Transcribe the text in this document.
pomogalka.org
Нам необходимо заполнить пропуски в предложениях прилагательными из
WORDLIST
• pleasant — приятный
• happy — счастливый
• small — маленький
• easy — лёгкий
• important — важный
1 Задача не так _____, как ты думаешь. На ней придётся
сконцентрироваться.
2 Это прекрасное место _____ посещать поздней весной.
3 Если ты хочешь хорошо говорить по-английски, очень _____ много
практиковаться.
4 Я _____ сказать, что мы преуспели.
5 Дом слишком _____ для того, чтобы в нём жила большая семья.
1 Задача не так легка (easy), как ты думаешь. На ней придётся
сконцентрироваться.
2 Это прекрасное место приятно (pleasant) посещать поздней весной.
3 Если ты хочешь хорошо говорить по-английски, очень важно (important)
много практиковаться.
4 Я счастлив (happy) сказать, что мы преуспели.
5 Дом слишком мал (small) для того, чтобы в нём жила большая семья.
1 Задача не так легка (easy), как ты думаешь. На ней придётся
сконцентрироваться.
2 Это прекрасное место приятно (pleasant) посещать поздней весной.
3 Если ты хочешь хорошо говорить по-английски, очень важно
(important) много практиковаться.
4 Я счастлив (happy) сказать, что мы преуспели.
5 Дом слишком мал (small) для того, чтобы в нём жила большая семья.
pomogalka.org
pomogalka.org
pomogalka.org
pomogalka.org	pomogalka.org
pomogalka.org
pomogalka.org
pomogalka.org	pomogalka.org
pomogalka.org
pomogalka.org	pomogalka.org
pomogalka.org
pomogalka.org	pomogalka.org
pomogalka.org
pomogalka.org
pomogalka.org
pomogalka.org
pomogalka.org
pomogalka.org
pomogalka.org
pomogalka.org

+ + +

**EXERCISE DESCRIPTION**
Repeat all of the entries exactly.

**PROBLEM SOLUTION**
Transcribe the text in this document.
pomogalka.org
Нам необходимо заполнить пропуски в предложениях прилагательными из
WORDLIST
• pleasant — приятный
• happy — счастливый
• small — маленький
• easy — лёгкий
• important — важный
1 Задача не так _____, как ты думаешь. На ней придётся
сконцентрироваться.
2 Это прекрасное место _____ посещать поздней весной.
3 Если ты хочешь хорошо говорить по-английски, очень _____ много
практиковаться.
4 Я _____ сказать, что мы преуспели.
5 Дом слишком _____ для того, чтобы в нём жила большая семья.
1 Задача не так легка (easy), как ты думаешь. На ней придётся
сконцентрироваться.
2 Это прекрасное место приятно (pleasant) посещать поздней весной.
3 Если ты хочешь хорошо говорить по-английски, очень важно (important)
много практиковаться.
4 Я счастлив (happy) сказать, что мы преуспели.
5 Дом слишком мал (small) для того, чтобы в нём жила большая семья.
1 Задача не так легка (easy), как ты думаешь. На ней придётся
сконцентрироваться.
2 Это прекрасное место приятно (pleasant) посещать поздней весной.
3 Если ты хочешь хорошо говорить по-английски, очень важно
(important) много практиковаться.
4 Я счастлив (happy) сказать, что мы преуспели.
5 Дом слишком мал (small) для того, чтобы в нём жила большая семья.
pomogalka.org
pomogalka.org
pomogalka.org
pomogalka.org	pomogalka.org
pomogalka.org
pomogalka.org
pomogalka.org	pomogalka.org
pomogalka.org
pomogalka.org	pomogalka.org
pomogalka.org
pomogalka.org	pomogalka.org
pomogalka.org
pomogalka.org
pomogalka.org
pomogalka.org
pomogalka.org
pomogalka.org
pomogalka.org
pomogalka.org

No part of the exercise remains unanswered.